Goal of the exercise: Of the lines in the listing below, how many hold "رفاعة"? Answer with the number only.

Stored records:
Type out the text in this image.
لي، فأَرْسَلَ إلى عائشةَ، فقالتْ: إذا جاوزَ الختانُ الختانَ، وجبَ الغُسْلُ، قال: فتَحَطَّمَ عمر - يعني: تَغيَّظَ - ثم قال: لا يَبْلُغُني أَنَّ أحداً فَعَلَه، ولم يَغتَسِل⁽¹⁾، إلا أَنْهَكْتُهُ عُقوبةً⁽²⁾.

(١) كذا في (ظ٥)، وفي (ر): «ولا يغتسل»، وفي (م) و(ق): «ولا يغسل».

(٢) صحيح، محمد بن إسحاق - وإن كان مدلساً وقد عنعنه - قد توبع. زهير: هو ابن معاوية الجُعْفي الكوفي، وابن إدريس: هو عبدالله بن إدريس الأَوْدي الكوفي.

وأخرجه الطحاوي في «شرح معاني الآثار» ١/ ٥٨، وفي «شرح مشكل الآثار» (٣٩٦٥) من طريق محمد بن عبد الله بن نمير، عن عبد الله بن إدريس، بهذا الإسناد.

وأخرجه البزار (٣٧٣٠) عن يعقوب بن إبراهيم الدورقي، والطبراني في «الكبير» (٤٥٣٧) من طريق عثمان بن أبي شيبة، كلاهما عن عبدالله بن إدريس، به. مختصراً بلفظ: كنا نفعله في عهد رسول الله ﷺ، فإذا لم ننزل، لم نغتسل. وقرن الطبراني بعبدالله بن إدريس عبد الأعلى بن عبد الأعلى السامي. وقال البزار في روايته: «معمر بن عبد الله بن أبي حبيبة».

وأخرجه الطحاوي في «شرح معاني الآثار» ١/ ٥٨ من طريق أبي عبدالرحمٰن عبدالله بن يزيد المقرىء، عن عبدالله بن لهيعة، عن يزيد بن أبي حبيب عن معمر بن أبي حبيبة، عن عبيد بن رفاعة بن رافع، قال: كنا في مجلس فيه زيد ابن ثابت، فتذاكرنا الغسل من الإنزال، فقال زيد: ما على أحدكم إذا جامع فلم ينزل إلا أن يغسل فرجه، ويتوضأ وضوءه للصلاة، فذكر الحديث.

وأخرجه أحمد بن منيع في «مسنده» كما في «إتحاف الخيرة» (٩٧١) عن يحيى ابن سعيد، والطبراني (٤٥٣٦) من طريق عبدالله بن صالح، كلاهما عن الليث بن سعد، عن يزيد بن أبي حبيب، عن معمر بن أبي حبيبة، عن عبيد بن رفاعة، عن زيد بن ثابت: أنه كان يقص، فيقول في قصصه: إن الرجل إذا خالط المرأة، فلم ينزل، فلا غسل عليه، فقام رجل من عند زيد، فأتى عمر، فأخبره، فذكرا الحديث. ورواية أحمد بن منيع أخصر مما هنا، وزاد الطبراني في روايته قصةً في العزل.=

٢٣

Written solution: 2